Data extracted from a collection

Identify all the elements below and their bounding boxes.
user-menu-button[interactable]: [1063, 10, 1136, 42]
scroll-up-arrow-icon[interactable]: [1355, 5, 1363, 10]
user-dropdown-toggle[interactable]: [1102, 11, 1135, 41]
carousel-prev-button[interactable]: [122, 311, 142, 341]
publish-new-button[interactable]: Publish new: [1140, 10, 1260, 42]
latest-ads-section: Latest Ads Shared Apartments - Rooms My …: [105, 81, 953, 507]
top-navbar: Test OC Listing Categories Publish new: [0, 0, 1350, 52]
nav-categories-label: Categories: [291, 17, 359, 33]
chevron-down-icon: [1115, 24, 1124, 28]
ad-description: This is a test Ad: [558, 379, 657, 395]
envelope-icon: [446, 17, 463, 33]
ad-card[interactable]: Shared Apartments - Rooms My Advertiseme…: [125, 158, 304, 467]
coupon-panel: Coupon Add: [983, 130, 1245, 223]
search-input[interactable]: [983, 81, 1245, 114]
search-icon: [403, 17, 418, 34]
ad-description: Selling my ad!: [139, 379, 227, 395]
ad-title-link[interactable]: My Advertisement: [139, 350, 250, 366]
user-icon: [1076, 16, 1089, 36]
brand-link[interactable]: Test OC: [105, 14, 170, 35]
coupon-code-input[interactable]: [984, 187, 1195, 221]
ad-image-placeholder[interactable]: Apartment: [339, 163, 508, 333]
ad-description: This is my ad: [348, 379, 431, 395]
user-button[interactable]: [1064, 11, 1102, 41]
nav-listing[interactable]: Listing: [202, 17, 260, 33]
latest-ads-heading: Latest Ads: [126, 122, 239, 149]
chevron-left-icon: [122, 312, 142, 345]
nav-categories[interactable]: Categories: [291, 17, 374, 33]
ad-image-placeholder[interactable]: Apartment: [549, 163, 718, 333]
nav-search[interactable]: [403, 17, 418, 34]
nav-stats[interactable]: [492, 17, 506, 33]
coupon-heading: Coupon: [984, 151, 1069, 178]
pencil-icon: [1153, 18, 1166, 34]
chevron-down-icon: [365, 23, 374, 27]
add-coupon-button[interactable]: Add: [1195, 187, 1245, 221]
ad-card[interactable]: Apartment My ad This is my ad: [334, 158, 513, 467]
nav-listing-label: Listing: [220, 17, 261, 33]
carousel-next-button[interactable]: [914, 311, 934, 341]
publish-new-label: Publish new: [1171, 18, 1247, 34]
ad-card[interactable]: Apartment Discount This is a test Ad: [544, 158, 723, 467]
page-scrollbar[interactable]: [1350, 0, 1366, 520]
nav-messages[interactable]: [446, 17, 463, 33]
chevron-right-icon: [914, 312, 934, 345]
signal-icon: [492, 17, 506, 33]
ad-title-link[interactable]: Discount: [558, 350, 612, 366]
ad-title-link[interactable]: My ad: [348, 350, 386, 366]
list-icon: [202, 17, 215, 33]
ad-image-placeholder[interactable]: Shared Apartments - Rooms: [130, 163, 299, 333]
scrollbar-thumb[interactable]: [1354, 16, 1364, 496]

WHAT TO WORK ON =>
Rewrite the listing above, replacing "ad-card" with "ad-tile" wherever it occurs and changing nothing else.

RESULT =>
Identify all the elements below and their bounding boxes.
user-menu-button[interactable]: [1063, 10, 1136, 42]
scroll-up-arrow-icon[interactable]: [1355, 5, 1363, 10]
user-dropdown-toggle[interactable]: [1102, 11, 1135, 41]
carousel-prev-button[interactable]: [122, 311, 142, 341]
publish-new-button[interactable]: Publish new: [1140, 10, 1260, 42]
latest-ads-section: Latest Ads Shared Apartments - Rooms My …: [105, 81, 953, 507]
top-navbar: Test OC Listing Categories Publish new: [0, 0, 1350, 52]
nav-categories-label: Categories: [291, 17, 359, 33]
chevron-down-icon: [1115, 24, 1124, 28]
ad-description: This is a test Ad: [558, 379, 657, 395]
envelope-icon: [446, 17, 463, 33]
ad-tile[interactable]: Shared Apartments - Rooms My Advertiseme…: [125, 158, 304, 467]
coupon-panel: Coupon Add: [983, 130, 1245, 223]
search-input[interactable]: [983, 81, 1245, 114]
search-icon: [403, 17, 418, 34]
ad-description: Selling my ad!: [139, 379, 227, 395]
ad-title-link[interactable]: My Advertisement: [139, 350, 250, 366]
user-icon: [1076, 16, 1089, 36]
brand-link[interactable]: Test OC: [105, 14, 170, 35]
coupon-code-input[interactable]: [984, 187, 1195, 221]
ad-image-placeholder[interactable]: Apartment: [339, 163, 508, 333]
ad-description: This is my ad: [348, 379, 431, 395]
user-button[interactable]: [1064, 11, 1102, 41]
nav-listing[interactable]: Listing: [202, 17, 260, 33]
latest-ads-heading: Latest Ads: [126, 122, 239, 149]
chevron-left-icon: [122, 312, 142, 345]
nav-categories[interactable]: Categories: [291, 17, 374, 33]
ad-image-placeholder[interactable]: Apartment: [549, 163, 718, 333]
nav-search[interactable]: [403, 17, 418, 34]
nav-stats[interactable]: [492, 17, 506, 33]
coupon-heading: Coupon: [984, 151, 1069, 178]
pencil-icon: [1153, 18, 1166, 34]
chevron-down-icon: [365, 23, 374, 27]
add-coupon-button[interactable]: Add: [1195, 187, 1245, 221]
ad-tile[interactable]: Apartment My ad This is my ad: [334, 158, 513, 467]
nav-listing-label: Listing: [220, 17, 261, 33]
carousel-next-button[interactable]: [914, 311, 934, 341]
publish-new-label: Publish new: [1171, 18, 1247, 34]
ad-tile[interactable]: Apartment Discount This is a test Ad: [544, 158, 723, 467]
page-scrollbar[interactable]: [1350, 0, 1366, 520]
nav-messages[interactable]: [446, 17, 463, 33]
chevron-right-icon: [914, 312, 934, 345]
signal-icon: [492, 17, 506, 33]
ad-title-link[interactable]: Discount: [558, 350, 612, 366]
ad-title-link[interactable]: My ad: [348, 350, 386, 366]
list-icon: [202, 17, 215, 33]
ad-image-placeholder[interactable]: Shared Apartments - Rooms: [130, 163, 299, 333]
scrollbar-thumb[interactable]: [1354, 16, 1364, 496]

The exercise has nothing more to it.